* **Work instructions**
Give the data again exactly as written, skipping any pictures.
** BEGIN Supplied material **
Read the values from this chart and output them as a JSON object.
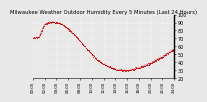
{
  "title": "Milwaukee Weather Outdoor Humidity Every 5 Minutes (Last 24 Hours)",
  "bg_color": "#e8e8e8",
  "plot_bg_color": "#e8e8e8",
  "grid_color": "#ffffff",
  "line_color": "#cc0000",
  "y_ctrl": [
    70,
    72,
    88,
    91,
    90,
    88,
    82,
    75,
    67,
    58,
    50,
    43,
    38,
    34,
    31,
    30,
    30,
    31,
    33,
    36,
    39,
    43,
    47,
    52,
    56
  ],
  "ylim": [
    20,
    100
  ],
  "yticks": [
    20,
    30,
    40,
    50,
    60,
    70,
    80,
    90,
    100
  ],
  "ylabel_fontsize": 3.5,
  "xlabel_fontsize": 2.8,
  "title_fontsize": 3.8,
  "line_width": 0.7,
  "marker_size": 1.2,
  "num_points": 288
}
** END Supplied material **
* **Task answer**
Read the values from this chart and output them as a JSON object.
{
  "title": "Milwaukee Weather Outdoor Humidity Every 5 Minutes (Last 24 Hours)",
  "bg_color": "#e8e8e8",
  "plot_bg_color": "#e8e8e8",
  "grid_color": "#ffffff",
  "line_color": "#cc0000",
  "y_ctrl": [
    70,
    72,
    88,
    91,
    90,
    88,
    82,
    75,
    67,
    58,
    50,
    43,
    38,
    34,
    31,
    30,
    30,
    31,
    33,
    36,
    39,
    43,
    47,
    52,
    56
  ],
  "ylim": [
    20,
    100
  ],
  "yticks": [
    20,
    30,
    40,
    50,
    60,
    70,
    80,
    90,
    100
  ],
  "ylabel_fontsize": 3.5,
  "xlabel_fontsize": 2.8,
  "title_fontsize": 3.8,
  "line_width": 0.7,
  "marker_size": 1.2,
  "num_points": 288
}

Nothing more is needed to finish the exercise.